───── Provided data

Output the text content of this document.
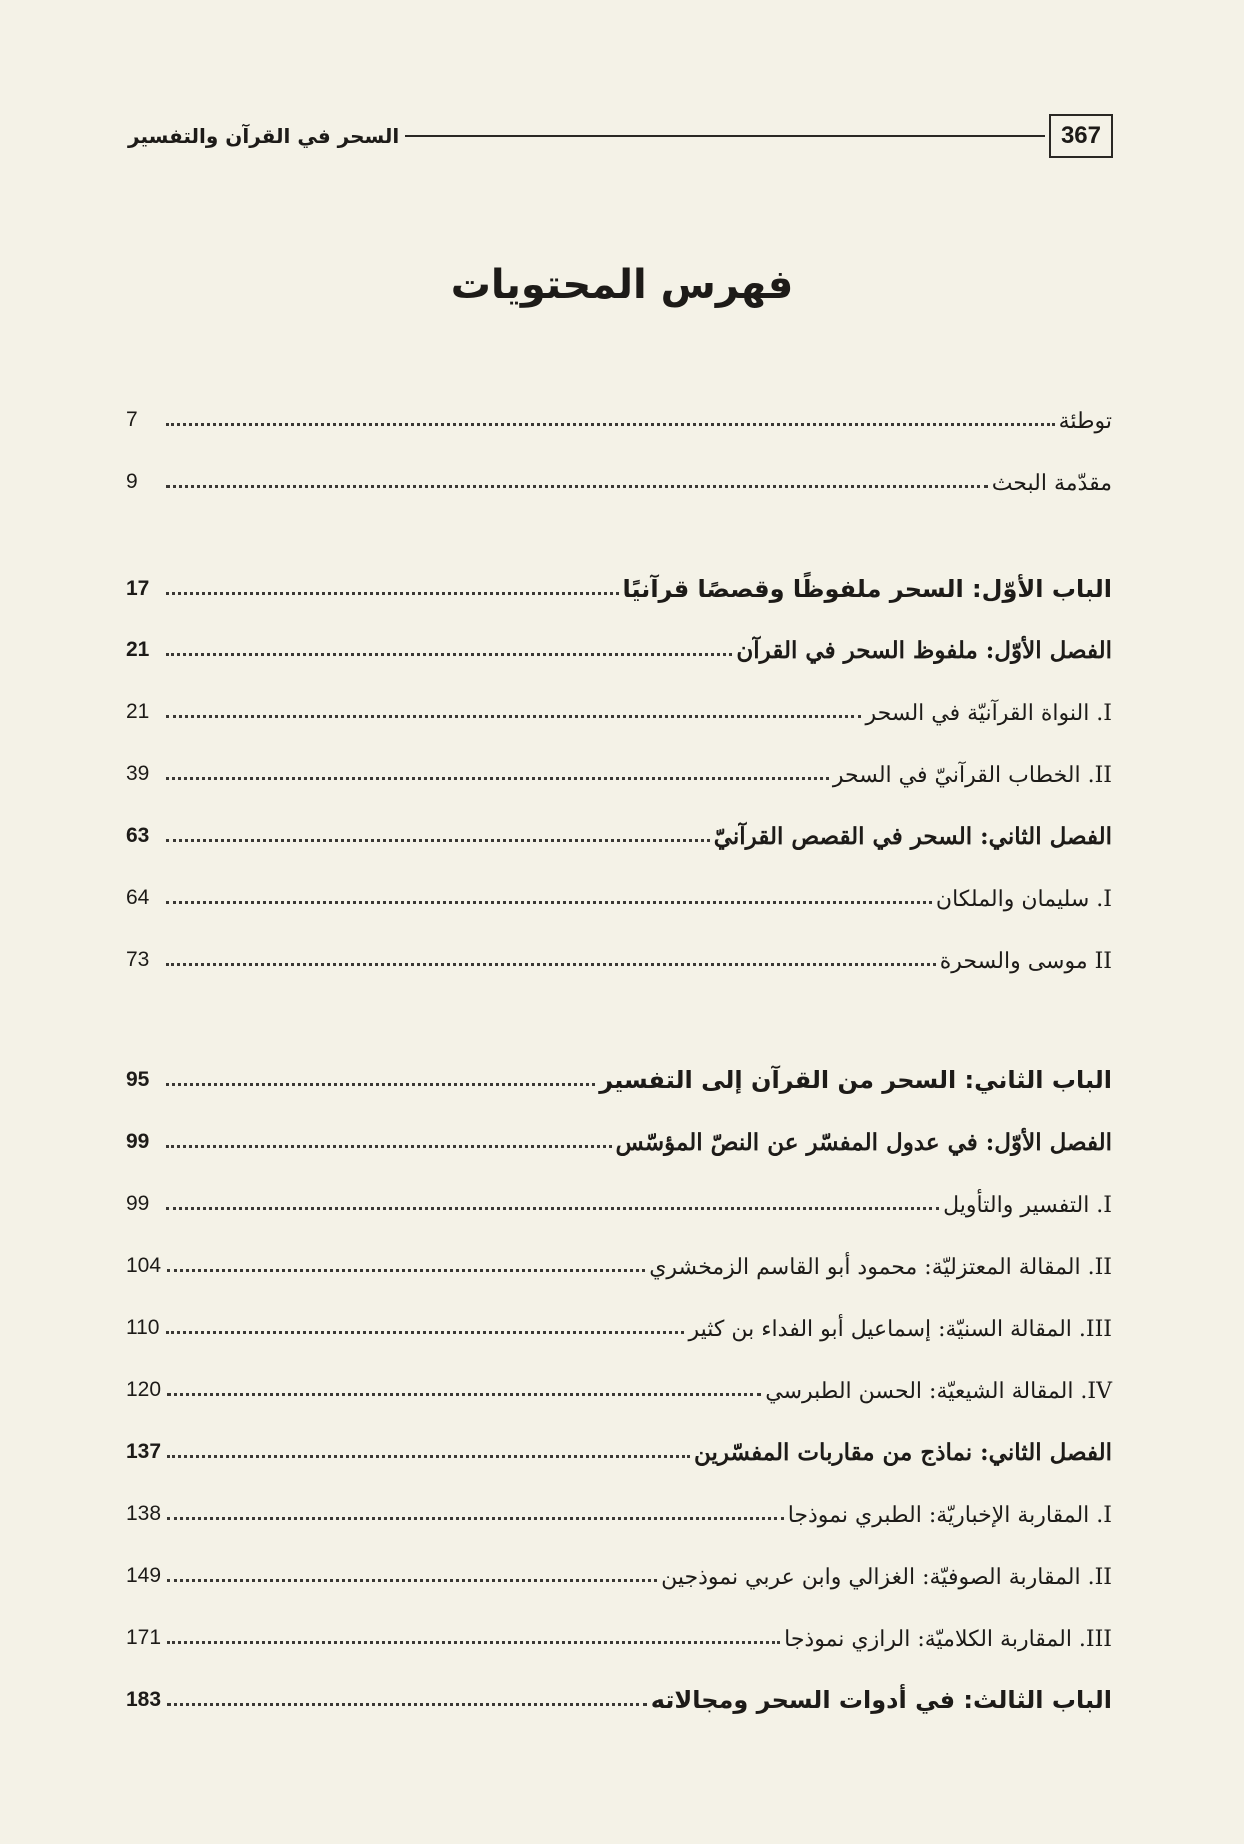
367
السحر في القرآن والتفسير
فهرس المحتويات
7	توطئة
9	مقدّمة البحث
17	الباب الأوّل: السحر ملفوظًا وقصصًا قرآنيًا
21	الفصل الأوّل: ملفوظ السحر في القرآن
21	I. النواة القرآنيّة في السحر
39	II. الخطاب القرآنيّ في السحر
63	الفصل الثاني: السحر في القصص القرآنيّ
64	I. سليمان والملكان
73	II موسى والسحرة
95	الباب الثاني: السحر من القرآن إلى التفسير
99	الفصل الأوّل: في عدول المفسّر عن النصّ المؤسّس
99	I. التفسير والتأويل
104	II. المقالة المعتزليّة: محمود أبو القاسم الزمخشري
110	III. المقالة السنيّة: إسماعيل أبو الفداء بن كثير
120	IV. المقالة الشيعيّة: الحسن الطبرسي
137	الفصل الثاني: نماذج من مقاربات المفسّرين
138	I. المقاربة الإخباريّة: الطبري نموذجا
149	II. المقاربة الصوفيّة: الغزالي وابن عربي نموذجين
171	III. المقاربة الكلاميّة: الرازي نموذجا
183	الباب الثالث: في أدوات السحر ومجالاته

──────────
───── Provided data

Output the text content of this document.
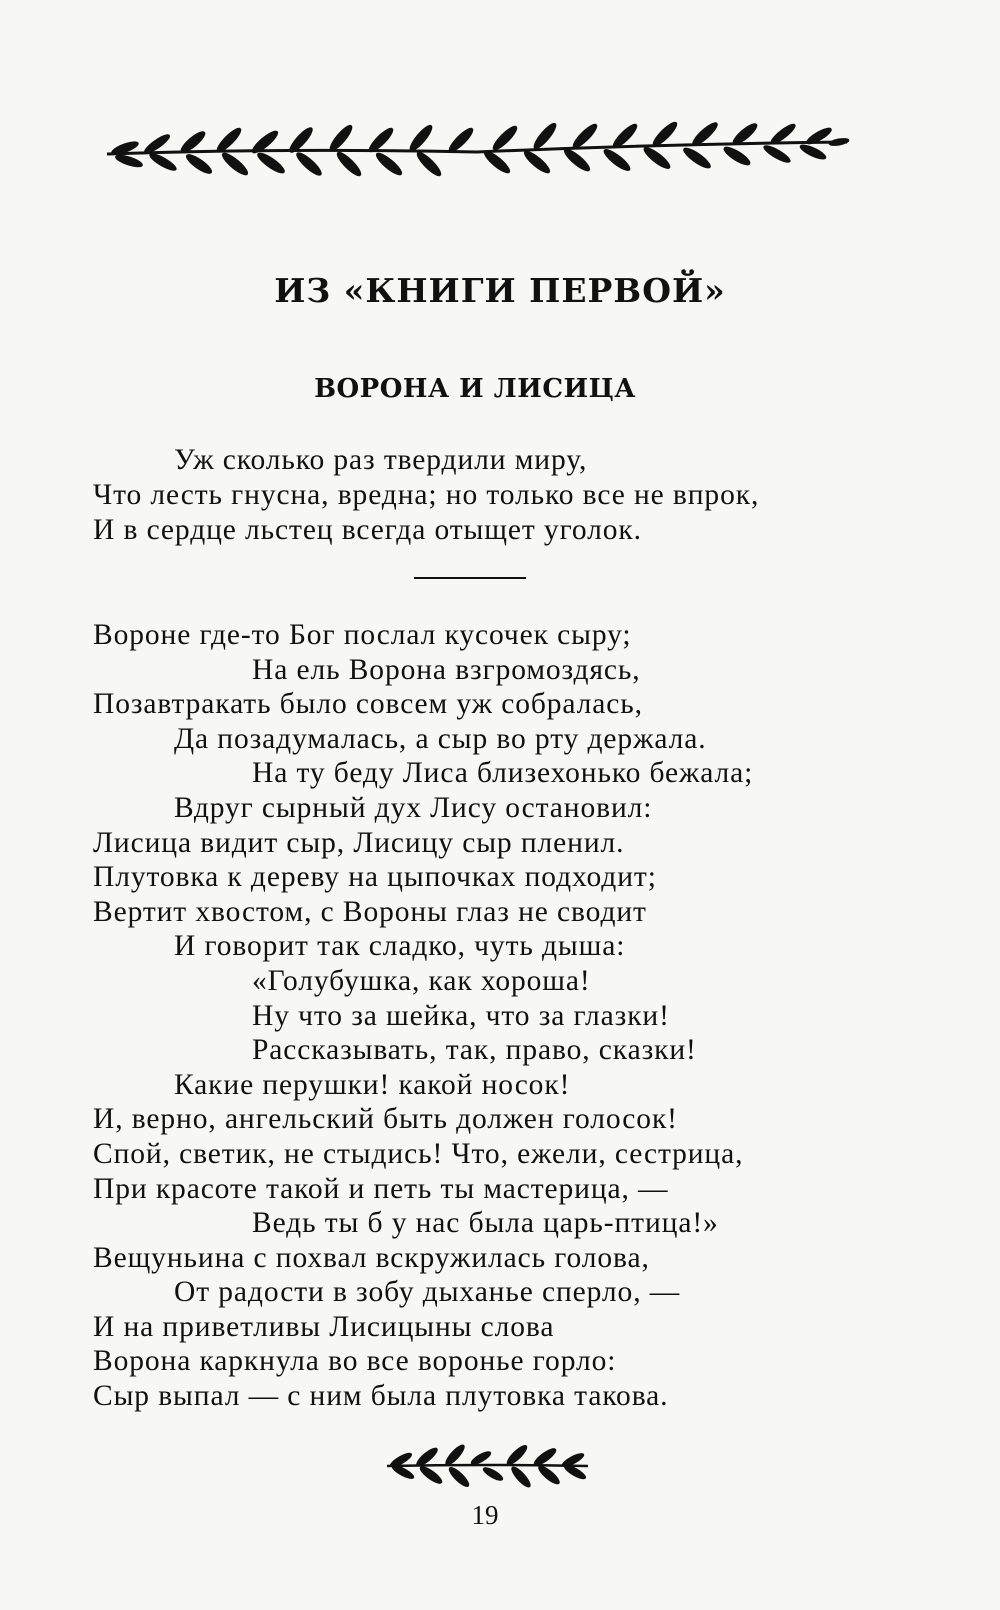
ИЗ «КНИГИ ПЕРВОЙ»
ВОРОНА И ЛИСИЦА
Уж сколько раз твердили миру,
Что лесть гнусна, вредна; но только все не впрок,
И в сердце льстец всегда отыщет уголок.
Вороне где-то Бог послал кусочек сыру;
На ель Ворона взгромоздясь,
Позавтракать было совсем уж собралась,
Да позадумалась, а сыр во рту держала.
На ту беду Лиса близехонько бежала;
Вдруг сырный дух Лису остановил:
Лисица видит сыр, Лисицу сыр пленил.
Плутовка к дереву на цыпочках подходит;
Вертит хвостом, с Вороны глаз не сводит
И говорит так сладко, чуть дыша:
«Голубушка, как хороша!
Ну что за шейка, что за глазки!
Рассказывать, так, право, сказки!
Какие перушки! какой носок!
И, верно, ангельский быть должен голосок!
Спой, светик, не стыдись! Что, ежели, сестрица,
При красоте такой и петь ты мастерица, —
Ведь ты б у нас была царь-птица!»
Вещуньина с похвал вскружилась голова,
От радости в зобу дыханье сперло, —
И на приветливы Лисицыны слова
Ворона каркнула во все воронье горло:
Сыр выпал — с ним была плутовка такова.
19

──────────
───── Provided data

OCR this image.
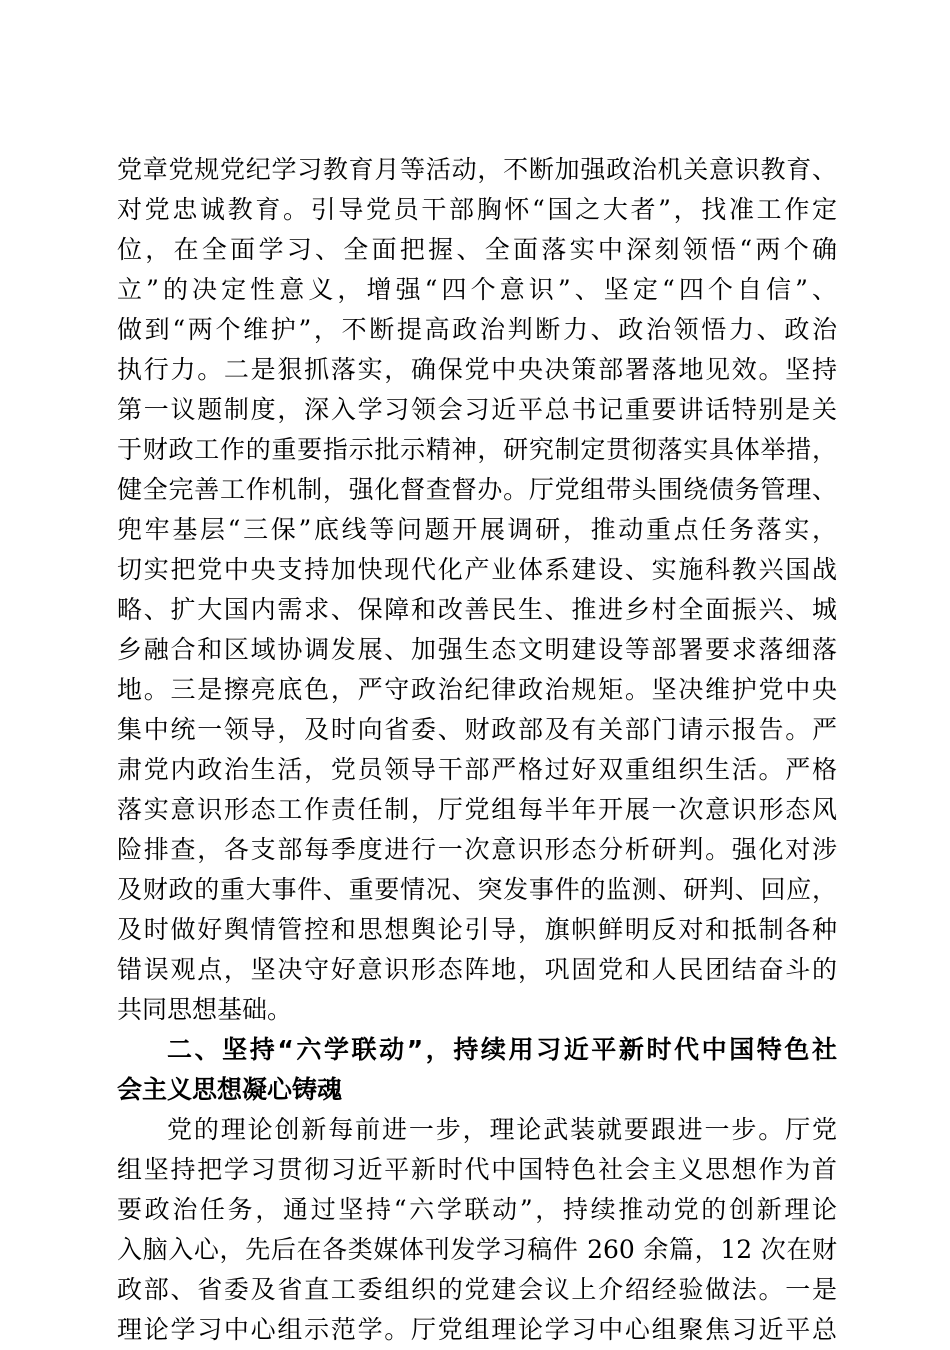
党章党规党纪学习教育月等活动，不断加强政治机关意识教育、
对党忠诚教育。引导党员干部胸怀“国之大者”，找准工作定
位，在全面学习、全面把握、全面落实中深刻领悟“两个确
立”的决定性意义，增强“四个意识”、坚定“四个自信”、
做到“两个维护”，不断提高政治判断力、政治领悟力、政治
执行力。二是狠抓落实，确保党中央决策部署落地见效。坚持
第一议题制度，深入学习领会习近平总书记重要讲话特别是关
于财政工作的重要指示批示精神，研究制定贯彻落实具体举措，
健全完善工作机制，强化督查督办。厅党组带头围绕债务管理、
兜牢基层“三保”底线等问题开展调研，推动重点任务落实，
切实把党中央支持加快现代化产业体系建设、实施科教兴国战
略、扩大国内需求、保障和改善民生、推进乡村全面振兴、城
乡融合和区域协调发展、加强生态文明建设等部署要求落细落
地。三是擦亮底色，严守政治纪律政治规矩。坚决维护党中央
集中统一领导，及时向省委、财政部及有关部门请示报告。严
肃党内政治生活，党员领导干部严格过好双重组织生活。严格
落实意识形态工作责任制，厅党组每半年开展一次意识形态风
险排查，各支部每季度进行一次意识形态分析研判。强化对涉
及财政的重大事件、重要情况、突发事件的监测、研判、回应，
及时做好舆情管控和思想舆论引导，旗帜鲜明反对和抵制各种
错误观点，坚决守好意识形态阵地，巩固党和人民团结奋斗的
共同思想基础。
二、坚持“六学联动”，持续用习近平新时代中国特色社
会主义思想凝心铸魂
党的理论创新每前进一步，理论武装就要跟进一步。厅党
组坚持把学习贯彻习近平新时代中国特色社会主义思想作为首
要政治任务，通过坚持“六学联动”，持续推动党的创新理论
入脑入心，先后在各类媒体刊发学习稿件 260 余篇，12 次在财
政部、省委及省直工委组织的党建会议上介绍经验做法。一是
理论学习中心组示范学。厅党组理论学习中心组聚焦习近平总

──────────

> [Do this]
Locate the lines above that hold the word "была". Show every one of them.

> [Full solution]
Ведь ты б у нас была царь-птица!»
Сыр выпал — с ним была плутовка такова.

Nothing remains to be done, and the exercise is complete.